### Exercise prompt
Wherever a line holds the string "ffffff", copy that line.

### Records provided
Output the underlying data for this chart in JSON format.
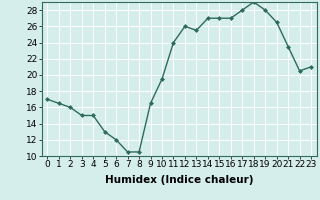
{
  "x": [
    0,
    1,
    2,
    3,
    4,
    5,
    6,
    7,
    8,
    9,
    10,
    11,
    12,
    13,
    14,
    15,
    16,
    17,
    18,
    19,
    20,
    21,
    22,
    23
  ],
  "y": [
    17,
    16.5,
    16,
    15,
    15,
    13,
    12,
    10.5,
    10.5,
    16.5,
    19.5,
    24,
    26,
    25.5,
    27,
    27,
    27,
    28,
    29,
    28,
    26.5,
    23.5,
    20.5,
    21
  ],
  "line_color": "#2e6b5e",
  "marker": "D",
  "marker_size": 2,
  "bg_color": "#d5eeeb",
  "grid_color": "#ffffff",
  "xlabel": "Humidex (Indice chaleur)",
  "xlim": [
    -0.5,
    23.5
  ],
  "ylim": [
    10,
    29
  ],
  "yticks": [
    10,
    12,
    14,
    16,
    18,
    20,
    22,
    24,
    26,
    28
  ],
  "xticks": [
    0,
    1,
    2,
    3,
    4,
    5,
    6,
    7,
    8,
    9,
    10,
    11,
    12,
    13,
    14,
    15,
    16,
    17,
    18,
    19,
    20,
    21,
    22,
    23
  ],
  "xlabel_fontsize": 7.5,
  "tick_fontsize": 6.5
}
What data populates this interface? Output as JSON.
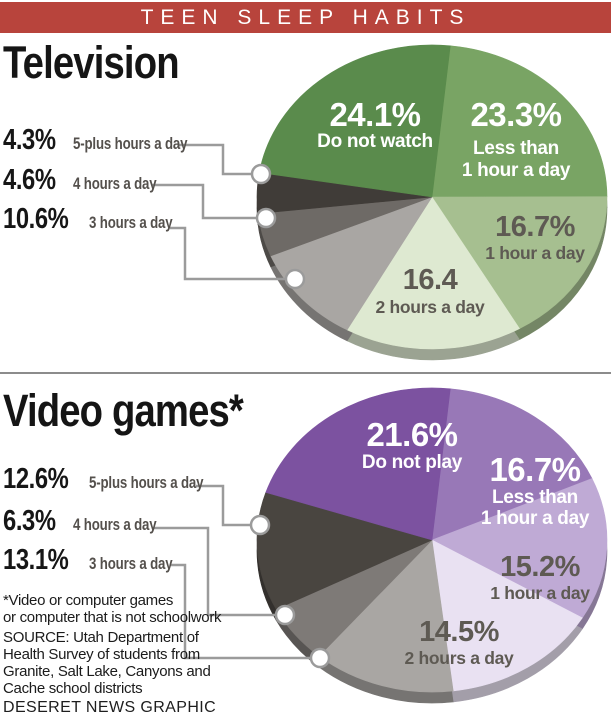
{
  "header": {
    "title": "TEEN SLEEP HABITS"
  },
  "sections": [
    {
      "heading": "Television"
    },
    {
      "heading": "Video games*"
    }
  ],
  "notes": {
    "footnote_lines": [
      "*Video or computer games",
      "or computer that is not schoolwork"
    ],
    "source_lines": [
      "SOURCE: Utah Department of",
      "Health Survey of students from",
      "Granite, Salt Lake, Canyons and",
      "Cache school districts"
    ],
    "credit": "DESERET NEWS GRAPHIC"
  },
  "colors": {
    "header_bg": "#b8443c",
    "header_text": "#ffffff",
    "leader": "#9b9b9b",
    "divider": "#8c8c8c",
    "callout_value_text": "#161616",
    "callout_label_text": "#54504c",
    "on_slice_gray": "#5e5a53",
    "on_slice_white": "#ffffff"
  },
  "chart_data": [
    {
      "type": "pie",
      "id": "television",
      "title": "Television",
      "unit": "percent of teens",
      "effect": "3d",
      "direction": "clockwise",
      "slices": [
        {
          "label": "Less than 1 hour a day",
          "value": 23.3,
          "display": "23.3%",
          "name_lines": [
            "Less than",
            "1 hour a day"
          ],
          "color": "#79a464",
          "label_placement": "on-slice",
          "text_color": "white"
        },
        {
          "label": "1 hour a day",
          "value": 16.7,
          "display": "16.7%",
          "name_lines": [
            "1 hour a day"
          ],
          "color": "#a6bf90",
          "label_placement": "on-slice",
          "text_color": "gray"
        },
        {
          "label": "2 hours a day",
          "value": 16.4,
          "display": "16.4",
          "name_lines": [
            "2 hours a day"
          ],
          "color": "#dee9d1",
          "label_placement": "on-slice",
          "text_color": "gray"
        },
        {
          "label": "3 hours a day",
          "value": 10.6,
          "display": "10.6%",
          "name_lines": [],
          "color": "#a9a6a3",
          "label_placement": "callout",
          "text_color": "gray"
        },
        {
          "label": "4 hours a day",
          "value": 4.6,
          "display": "4.6%",
          "name_lines": [],
          "color": "#6e6a66",
          "label_placement": "callout",
          "text_color": "gray"
        },
        {
          "label": "5-plus hours a day",
          "value": 4.3,
          "display": "4.3%",
          "name_lines": [],
          "color": "#403c38",
          "label_placement": "callout",
          "text_color": "gray"
        },
        {
          "label": "Do not watch",
          "value": 24.1,
          "display": "24.1%",
          "name_lines": [
            "Do not watch"
          ],
          "color": "#5a8b4c",
          "label_placement": "on-slice",
          "text_color": "white"
        }
      ]
    },
    {
      "type": "pie",
      "id": "video-games",
      "title": "Video games",
      "unit": "percent of teens",
      "effect": "3d",
      "direction": "clockwise",
      "slices": [
        {
          "label": "Less than 1 hour a day",
          "value": 16.7,
          "display": "16.7%",
          "name_lines": [
            "Less than",
            "1 hour a day"
          ],
          "color": "#9878b7",
          "label_placement": "on-slice",
          "text_color": "white"
        },
        {
          "label": "1 hour a day",
          "value": 15.2,
          "display": "15.2%",
          "name_lines": [
            "1 hour a day"
          ],
          "color": "#bfaad5",
          "label_placement": "on-slice",
          "text_color": "gray"
        },
        {
          "label": "2 hours a day",
          "value": 14.5,
          "display": "14.5%",
          "name_lines": [
            "2 hours a day"
          ],
          "color": "#e9e1f2",
          "label_placement": "on-slice",
          "text_color": "gray"
        },
        {
          "label": "3 hours a day",
          "value": 13.1,
          "display": "13.1%",
          "name_lines": [],
          "color": "#a9a6a3",
          "label_placement": "callout",
          "text_color": "gray"
        },
        {
          "label": "4 hours a day",
          "value": 6.3,
          "display": "6.3%",
          "name_lines": [],
          "color": "#7e7a77",
          "label_placement": "callout",
          "text_color": "gray"
        },
        {
          "label": "5-plus hours a day",
          "value": 12.6,
          "display": "12.6%",
          "name_lines": [],
          "color": "#494540",
          "label_placement": "callout",
          "text_color": "gray"
        },
        {
          "label": "Do not play",
          "value": 21.6,
          "display": "21.6%",
          "name_lines": [
            "Do not play"
          ],
          "color": "#7c52a0",
          "label_placement": "on-slice",
          "text_color": "white"
        }
      ]
    }
  ]
}
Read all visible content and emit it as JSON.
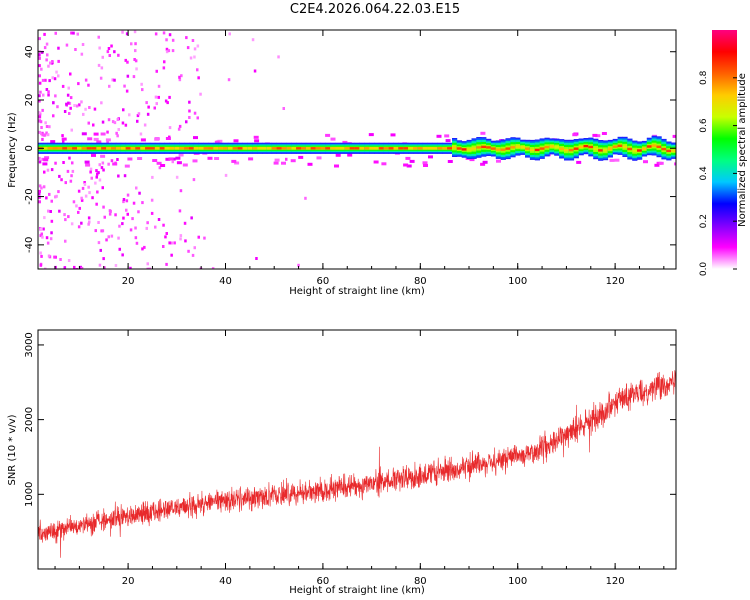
{
  "title": "C2E4.2026.064.22.03.E15",
  "colors": {
    "snr_line": "#e8292b",
    "colormap": [
      "#ffffff",
      "#ff00ff",
      "#8000ff",
      "#0000ff",
      "#00c8ff",
      "#00ff80",
      "#00ff00",
      "#c8ff00",
      "#ffcc00",
      "#ff6000",
      "#ff0000",
      "#ff0080"
    ]
  },
  "chart_data": [
    {
      "type": "heatmap",
      "title": "C2E4.2026.064.22.03.E15",
      "xlabel": "Height of straight line (km)",
      "ylabel": "Frequency (Hz)",
      "xlim": [
        1.5,
        132.5
      ],
      "ylim": [
        -50,
        49
      ],
      "xticks": [
        "20",
        "40",
        "60",
        "80",
        "100",
        "120"
      ],
      "yticks": [
        "40",
        "20",
        "0",
        "-20",
        "-40"
      ],
      "grid": false,
      "colorbar": {
        "label": "Normalized spectral amplitude",
        "range": [
          0.0,
          1.0
        ],
        "ticks": [
          "0.0",
          "0.2",
          "0.4",
          "0.6",
          "0.8"
        ]
      },
      "description_values": {
        "band_center_hz": 0,
        "band_halfwidth_hz": 2,
        "band_peak_amplitude": 0.85,
        "oscillation_start_km": 86,
        "oscillation_amplitude_hz": 2,
        "scatter_region_km": [
          1.5,
          35
        ],
        "scatter_amplitude": 0.08
      }
    },
    {
      "type": "line",
      "xlabel": "Height of straight line (km)",
      "ylabel": "SNR (10 * v/v)",
      "xlim": [
        1.5,
        132.5
      ],
      "ylim": [
        0,
        3200
      ],
      "xticks": [
        "20",
        "40",
        "60",
        "80",
        "100",
        "120"
      ],
      "yticks": [
        "3000",
        "2000",
        "1000"
      ],
      "grid": false,
      "trend": {
        "x": [
          2,
          10,
          20,
          30,
          40,
          50,
          60,
          70,
          80,
          90,
          100,
          105,
          110,
          115,
          120,
          125,
          130,
          132
        ],
        "y": [
          480,
          590,
          700,
          820,
          920,
          990,
          1060,
          1140,
          1240,
          1380,
          1500,
          1600,
          1800,
          1980,
          2250,
          2350,
          2480,
          2500
        ]
      },
      "noise_halfwidth": 230
    }
  ]
}
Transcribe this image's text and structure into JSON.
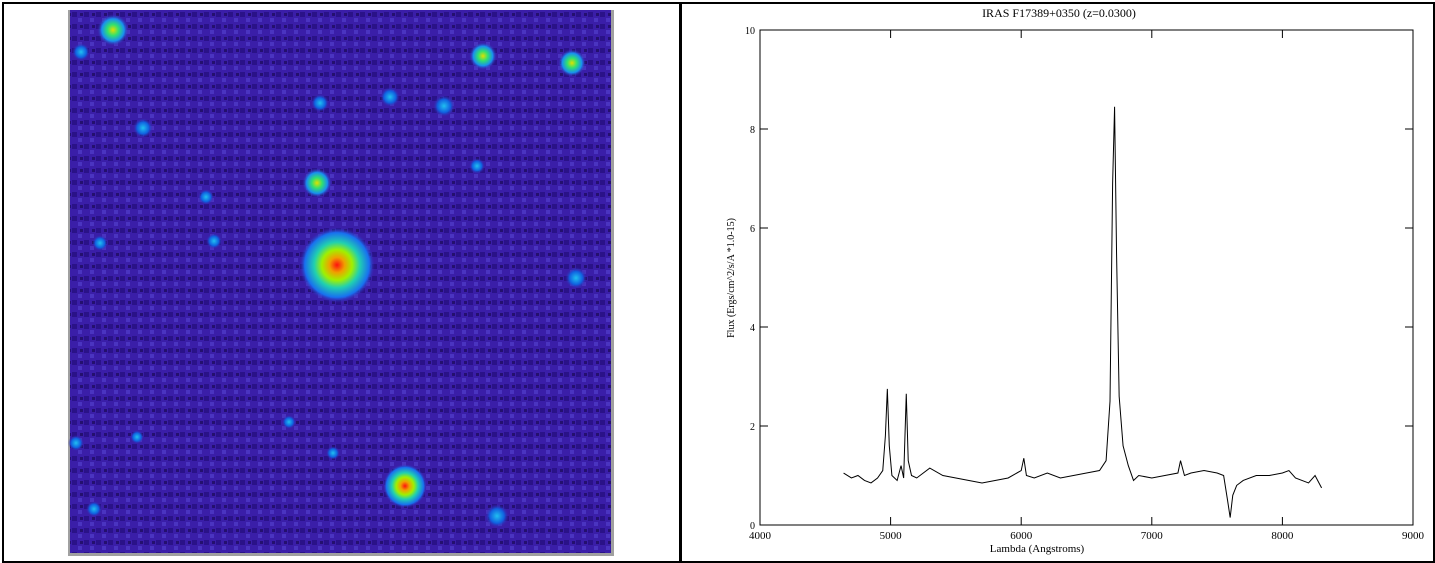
{
  "chart_data": {
    "type": "line",
    "title": "IRAS F17389+0350 (z=0.0300)",
    "x_label": "Lambda (Angstroms)",
    "y_label": "Flux (Ergs/cm^2/s/A *1.0-15)",
    "xlim": [
      4000,
      9000
    ],
    "xticks": [
      4000,
      5000,
      6000,
      7000,
      8000,
      9000
    ],
    "ylim": [
      0,
      10
    ],
    "yticks": [
      0,
      2,
      4,
      6,
      8,
      10
    ],
    "color": "#000000",
    "x": [
      4640,
      4700,
      4750,
      4800,
      4850,
      4900,
      4940,
      4960,
      4975,
      4990,
      5010,
      5050,
      5080,
      5100,
      5120,
      5135,
      5160,
      5200,
      5300,
      5400,
      5500,
      5600,
      5700,
      5800,
      5900,
      6000,
      6020,
      6040,
      6100,
      6200,
      6300,
      6400,
      6500,
      6600,
      6650,
      6680,
      6700,
      6715,
      6730,
      6750,
      6780,
      6820,
      6860,
      6900,
      7000,
      7100,
      7200,
      7220,
      7250,
      7300,
      7400,
      7500,
      7550,
      7580,
      7600,
      7620,
      7650,
      7700,
      7800,
      7900,
      8000,
      8050,
      8100,
      8200,
      8250,
      8300
    ],
    "values": [
      1.05,
      0.95,
      1.0,
      0.9,
      0.85,
      0.95,
      1.1,
      1.8,
      2.75,
      1.6,
      1.0,
      0.9,
      1.2,
      0.95,
      2.65,
      1.3,
      1.0,
      0.95,
      1.15,
      1.0,
      0.95,
      0.9,
      0.85,
      0.9,
      0.95,
      1.1,
      1.35,
      1.0,
      0.95,
      1.05,
      0.95,
      1.0,
      1.05,
      1.1,
      1.3,
      2.5,
      6.9,
      8.45,
      5.5,
      2.6,
      1.6,
      1.2,
      0.9,
      1.0,
      0.95,
      1.0,
      1.05,
      1.3,
      1.0,
      1.05,
      1.1,
      1.05,
      1.0,
      0.5,
      0.15,
      0.6,
      0.8,
      0.9,
      1.0,
      1.0,
      1.05,
      1.1,
      0.95,
      0.85,
      1.0,
      0.75
    ]
  }
}
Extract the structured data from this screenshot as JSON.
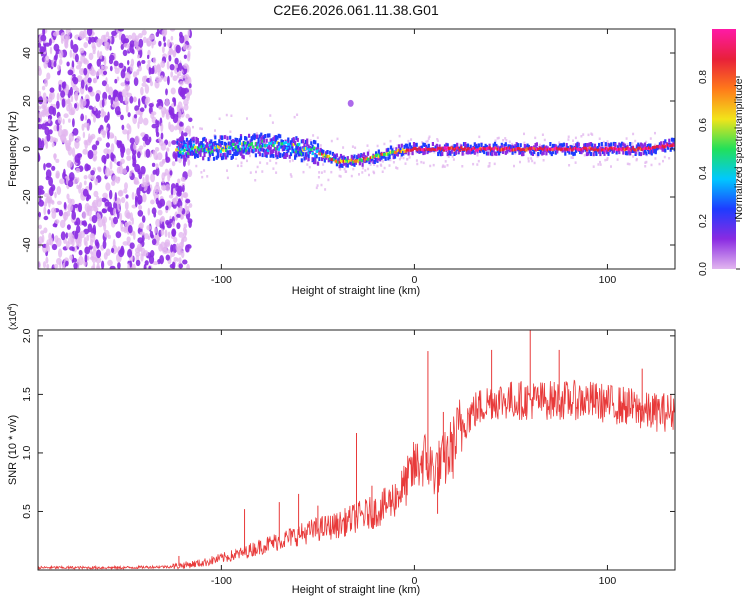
{
  "title": "C2E6.2026.061.11.38.G01",
  "colors": {
    "axis": "#222222",
    "snr_line": "#e83a3a",
    "colorbar_stops": [
      "#e2b6ef",
      "#8a2be2",
      "#1e3cff",
      "#00c8ff",
      "#22e05a",
      "#f2e41a",
      "#ff7a1a",
      "#e8203a",
      "#ff1aa6"
    ]
  },
  "chart_data": [
    {
      "type": "heatmap",
      "name": "spectrogram",
      "xlabel": "Height of straight line (km)",
      "ylabel": "Frequency (Hz)",
      "xlim": [
        -195,
        135
      ],
      "ylim": [
        -50,
        50
      ],
      "xticks": [
        {
          "value": -100,
          "label": "-100"
        },
        {
          "value": 0,
          "label": "0"
        },
        {
          "value": 100,
          "label": "100"
        }
      ],
      "yticks": [
        {
          "value": -40,
          "label": "-40"
        },
        {
          "value": -20,
          "label": "-20"
        },
        {
          "value": 0,
          "label": "0"
        },
        {
          "value": 20,
          "label": "20"
        },
        {
          "value": 40,
          "label": "40"
        }
      ],
      "noise_region_x": [
        -195,
        -116
      ],
      "ridge": {
        "x": [
          -122,
          -112,
          -100,
          -90,
          -80,
          -70,
          -60,
          -50,
          -40,
          -30,
          -20,
          -10,
          0,
          10,
          20,
          40,
          60,
          80,
          100,
          120,
          135
        ],
        "freq": [
          0,
          0,
          0.5,
          1,
          1.5,
          1,
          0,
          -2,
          -5,
          -5,
          -3,
          -1,
          0,
          0,
          0,
          0,
          0,
          0,
          0,
          0,
          2
        ]
      },
      "colorbar": {
        "label": "Normalized spectral amplitude",
        "range": [
          0,
          1
        ],
        "ticks": [
          {
            "value": 0,
            "label": "0.0"
          },
          {
            "value": 0.2,
            "label": "0.2"
          },
          {
            "value": 0.4,
            "label": "0.4"
          },
          {
            "value": 0.6,
            "label": "0.6"
          },
          {
            "value": 0.8,
            "label": "0.8"
          }
        ]
      }
    },
    {
      "type": "line",
      "name": "snr",
      "xlabel": "Height of straight line (km)",
      "ylabel": "SNR (10 * v/v)",
      "scale_label": "(x10",
      "scale_exp": "4",
      "scale_close": ")",
      "xlim": [
        -195,
        135
      ],
      "ylim": [
        0,
        2.05
      ],
      "xticks": [
        {
          "value": -100,
          "label": "-100"
        },
        {
          "value": 0,
          "label": "0"
        },
        {
          "value": 100,
          "label": "100"
        }
      ],
      "yticks": [
        {
          "value": 0.5,
          "label": "0.5"
        },
        {
          "value": 1.0,
          "label": "1.0"
        },
        {
          "value": 1.5,
          "label": "1.5"
        },
        {
          "value": 2.0,
          "label": "2.0"
        }
      ],
      "envelope": {
        "x": [
          -195,
          -150,
          -125,
          -110,
          -100,
          -90,
          -80,
          -70,
          -60,
          -50,
          -40,
          -30,
          -20,
          -15,
          -10,
          -5,
          0,
          5,
          10,
          15,
          20,
          25,
          30,
          40,
          50,
          60,
          70,
          80,
          90,
          100,
          110,
          120,
          135
        ],
        "y": [
          0.02,
          0.02,
          0.03,
          0.06,
          0.1,
          0.14,
          0.2,
          0.25,
          0.3,
          0.35,
          0.38,
          0.45,
          0.5,
          0.55,
          0.62,
          0.72,
          0.88,
          0.95,
          0.85,
          0.92,
          1.05,
          1.25,
          1.35,
          1.45,
          1.45,
          1.45,
          1.45,
          1.45,
          1.45,
          1.42,
          1.4,
          1.35,
          1.35
        ]
      },
      "spikes": [
        {
          "x": -122,
          "y": 0.12
        },
        {
          "x": -88,
          "y": 0.52
        },
        {
          "x": -70,
          "y": 0.58
        },
        {
          "x": -60,
          "y": 0.65
        },
        {
          "x": -50,
          "y": 0.55
        },
        {
          "x": -30,
          "y": 1.17
        },
        {
          "x": -22,
          "y": 0.72
        },
        {
          "x": 0,
          "y": 1.02
        },
        {
          "x": 7,
          "y": 1.87
        },
        {
          "x": 12,
          "y": 0.48
        },
        {
          "x": 15,
          "y": 1.35
        },
        {
          "x": 40,
          "y": 1.88
        },
        {
          "x": 60,
          "y": 2.05
        },
        {
          "x": 75,
          "y": 1.88
        },
        {
          "x": 118,
          "y": 1.72
        }
      ]
    }
  ]
}
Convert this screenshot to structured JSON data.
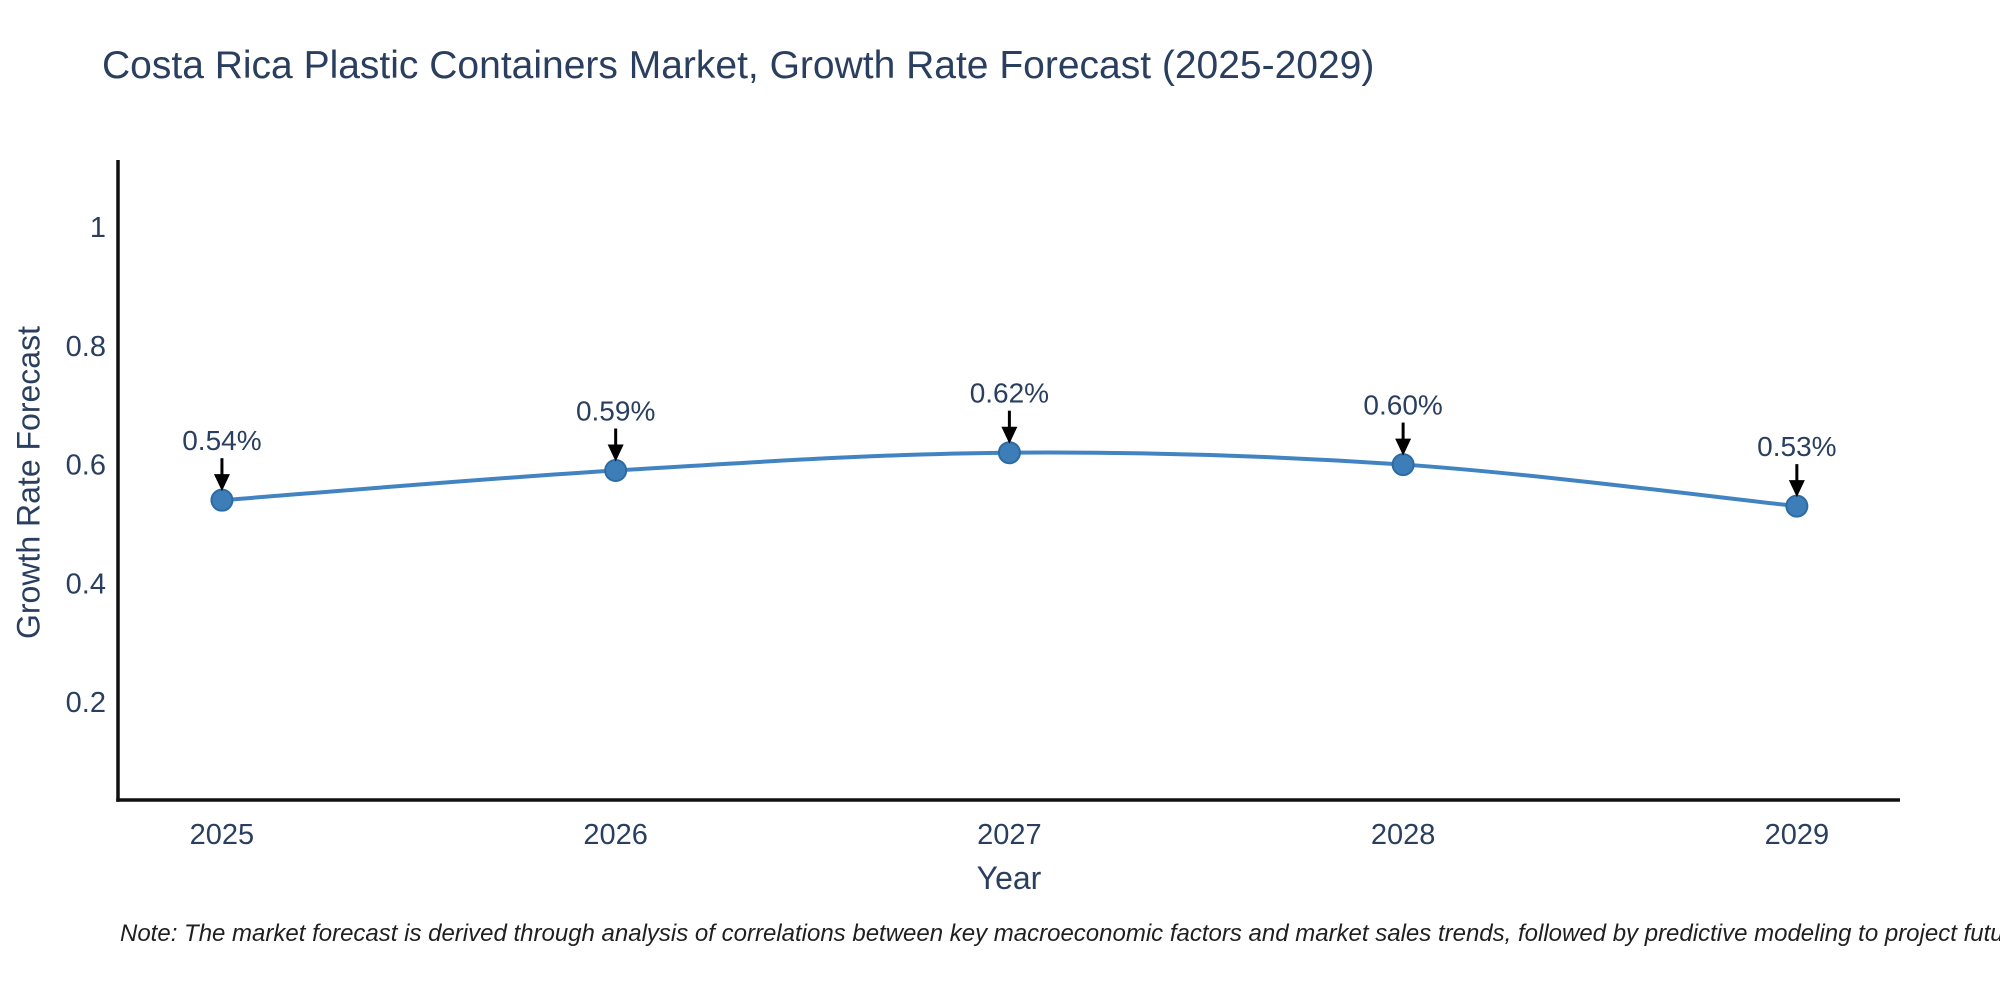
{
  "chart_data": {
    "type": "line",
    "title": "Costa Rica Plastic Containers Market, Growth Rate Forecast (2025-2029)",
    "xlabel": "Year",
    "ylabel": "Growth Rate Forecast",
    "x": [
      2025,
      2026,
      2027,
      2028,
      2029
    ],
    "series": [
      {
        "name": "Growth Rate Forecast",
        "values": [
          0.54,
          0.59,
          0.62,
          0.6,
          0.53
        ]
      }
    ],
    "point_labels": [
      "0.54%",
      "0.59%",
      "0.62%",
      "0.60%",
      "0.53%"
    ],
    "xticks": [
      "2025",
      "2026",
      "2027",
      "2028",
      "2029"
    ],
    "yticks": [
      0.2,
      0.4,
      0.6,
      0.8,
      1
    ],
    "ytick_labels": [
      "0.2",
      "0.4",
      "0.6",
      "0.8",
      "1"
    ],
    "xlim": [
      2024.736,
      2029.262
    ],
    "ylim": [
      0.035,
      1.113
    ],
    "grid": false,
    "legend": "none",
    "line_shape": "spline",
    "colors": {
      "line": "#4184c1",
      "marker_fill": "#3d7eb8",
      "marker_edge": "#2f6ba3",
      "arrow": "#000000",
      "axis_line": "#101010",
      "text": "#2a3f5f",
      "note_text": "#1f1f1f"
    }
  },
  "note": "Note: The market forecast is derived through analysis of correlations between key macroeconomic factors and market sales trends, followed by predictive modeling to project future sales"
}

### Correct output
  "grid_color": "#ffffff",
    "header_text": "#ffffff",
    "on_slice_white": "#ffffff"
      "#ffffff",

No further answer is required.